OBJECTIVE: Please retype the data in full and exactly; the pictures are not part of the copy.

THE INPUT:
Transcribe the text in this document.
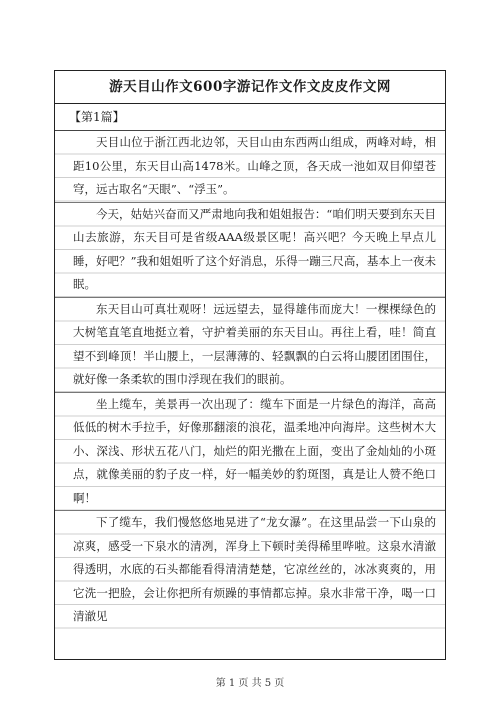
游天目山作文600字游记作文作文皮皮作文网
【第1篇】

天目山位于浙江西北边邻，天目山由东西两山组成，两峰对峙，相距10公里，东天目山高1478米。山峰之顶，各天成一池如双目仰望苍穹，远古取名“天眼”、“浮玉”。

今天，姑姑兴奋而又严肃地向我和姐姐报告：“咱们明天要到东天目山去旅游，东天目可是省级AAA级景区呢！高兴吧？今天晚上早点儿睡，好吧？”我和姐姐听了这个好消息，乐得一蹦三尺高，基本上一夜未眠。

东天目山可真壮观呀！远远望去，显得雄伟而庞大！一棵棵绿色的大树笔直笔直地挺立着，守护着美丽的东天目山。再往上看，哇！简直望不到峰顶！半山腰上，一层薄薄的、轻飘飘的白云将山腰团团围住，就好像一条柔软的围巾浮现在我们的眼前。

坐上缆车，美景再一次出现了：缆车下面是一片绿色的海洋，高高低低的树木手拉手，好像那翻滚的浪花，温柔地冲向海岸。这些树木大小、深浅、形状五花八门，灿烂的阳光撒在上面，变出了金灿灿的小斑点，就像美丽的豹子皮一样，好一幅美妙的豹斑图，真是让人赞不绝口啊！

下了缆车，我们慢悠悠地晃进了“龙女瀑”。在这里品尝一下山泉的凉爽，感受一下泉水的清冽，浑身上下顿时美得稀里哗啦。这泉水清澈得透明，水底的石头都能看得清清楚楚，它凉丝丝的，冰冰爽爽的，用它洗一把脸，会让你把所有烦躁的事情都忘掉。泉水非常干净，喝一口清澈见

第 1 页 共 5 页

RESULT FOR THIS TASK:
Transcribe the text in this document.
游天目山作文600字游记作文作文皮皮作文网
【第1篇】

天目山位于浙江西北边邻，天目山由东西两山组成，两峰对峙，相距10公里，东天目山高1478米。山峰之顶，各天成一池如双目仰望苍穹，远古取名“天眼”、“浮玉”。

今天，姑姑兴奋而又严肃地向我和姐姐报告：“咱们明天要到东天目山去旅游，东天目可是省级AAA级景区呢！高兴吧？今天晚上早点儿睡，好吧？”我和姐姐听了这个好消息，乐得一蹦三尺高，基本上一夜未眠。

东天目山可真壮观呀！远远望去，显得雄伟而庞大！一棵棵绿色的大树笔直笔直地挺立着，守护着美丽的东天目山。再往上看，哇！简直望不到峰顶！半山腰上，一层薄薄的、轻飘飘的白云将山腰团团围住，就好像一条柔软的围巾浮现在我们的眼前。

坐上缆车，美景再一次出现了：缆车下面是一片绿色的海洋，高高低低的树木手拉手，好像那翻滚的浪花，温柔地冲向海岸。这些树木大小、深浅、形状五花八门，灿烂的阳光撒在上面，变出了金灿灿的小斑点，就像美丽的豹子皮一样，好一幅美妙的豹斑图，真是让人赞不绝口啊！

下了缆车，我们慢悠悠地晃进了“龙女瀑”。在这里品尝一下山泉的凉爽，感受一下泉水的清冽，浑身上下顿时美得稀里哗啦。这泉水清澈得透明，水底的石头都能看得清清楚楚，它凉丝丝的，冰冰爽爽的，用它洗一把脸，会让你把所有烦躁的事情都忘掉。泉水非常干净，喝一口清澈见

第 1 页 共 5 页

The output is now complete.